## PROBLEM DETAILS
Restate the listing below word for word, omitting any images.

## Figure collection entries

+ + + + +

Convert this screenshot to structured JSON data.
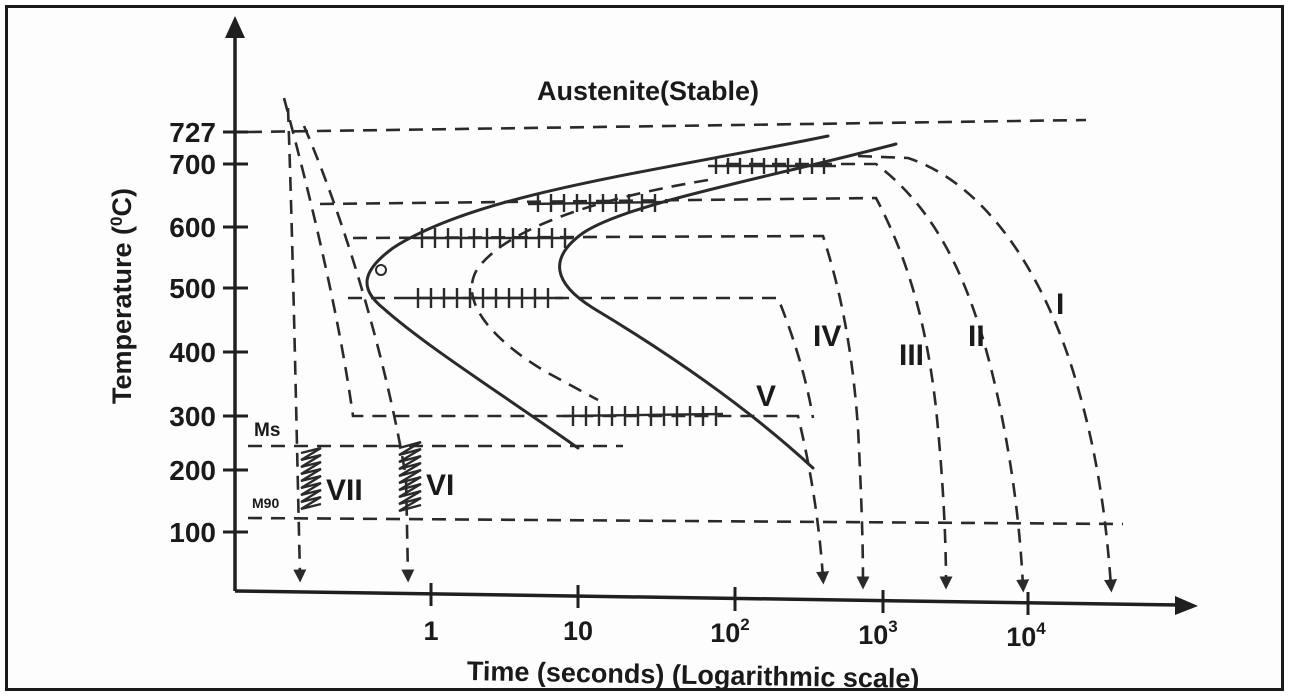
{
  "title": "Austenite(Stable)",
  "axes": {
    "ylabel": "Temperature (°C)",
    "xlabel": "Time (seconds) (Logarithmic scale)",
    "y_ticks": [
      "727",
      "700",
      "600",
      "500",
      "400",
      "300",
      "200",
      "100"
    ],
    "x_ticks": [
      "1",
      "10",
      "10",
      "10",
      "10"
    ],
    "x_tick_exponents": [
      "",
      "",
      "2",
      "3",
      "4"
    ]
  },
  "levels": {
    "ms": "Ms",
    "m90": "M90"
  },
  "curve_labels": [
    "I",
    "II",
    "III",
    "IV",
    "V",
    "VI",
    "VII"
  ],
  "colors": {
    "ink": "#1a1a1a",
    "background": "#fdfdfd"
  }
}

+ + + + +

## COMPLETED TASK
Convert this screenshot to structured JSON data.
{
  "title": "Austenite(Stable)",
  "axes": {
    "ylabel": "Temperature (°C)",
    "xlabel": "Time (seconds) (Logarithmic scale)",
    "y_ticks": [
      "727",
      "700",
      "600",
      "500",
      "400",
      "300",
      "200",
      "100"
    ],
    "x_ticks": [
      "1",
      "10",
      "10",
      "10",
      "10"
    ],
    "x_tick_exponents": [
      "",
      "",
      "2",
      "3",
      "4"
    ]
  },
  "levels": {
    "ms": "Ms",
    "m90": "M90"
  },
  "curve_labels": [
    "I",
    "II",
    "III",
    "IV",
    "V",
    "VI",
    "VII"
  ],
  "colors": {
    "ink": "#1a1a1a",
    "background": "#fdfdfd"
  }
}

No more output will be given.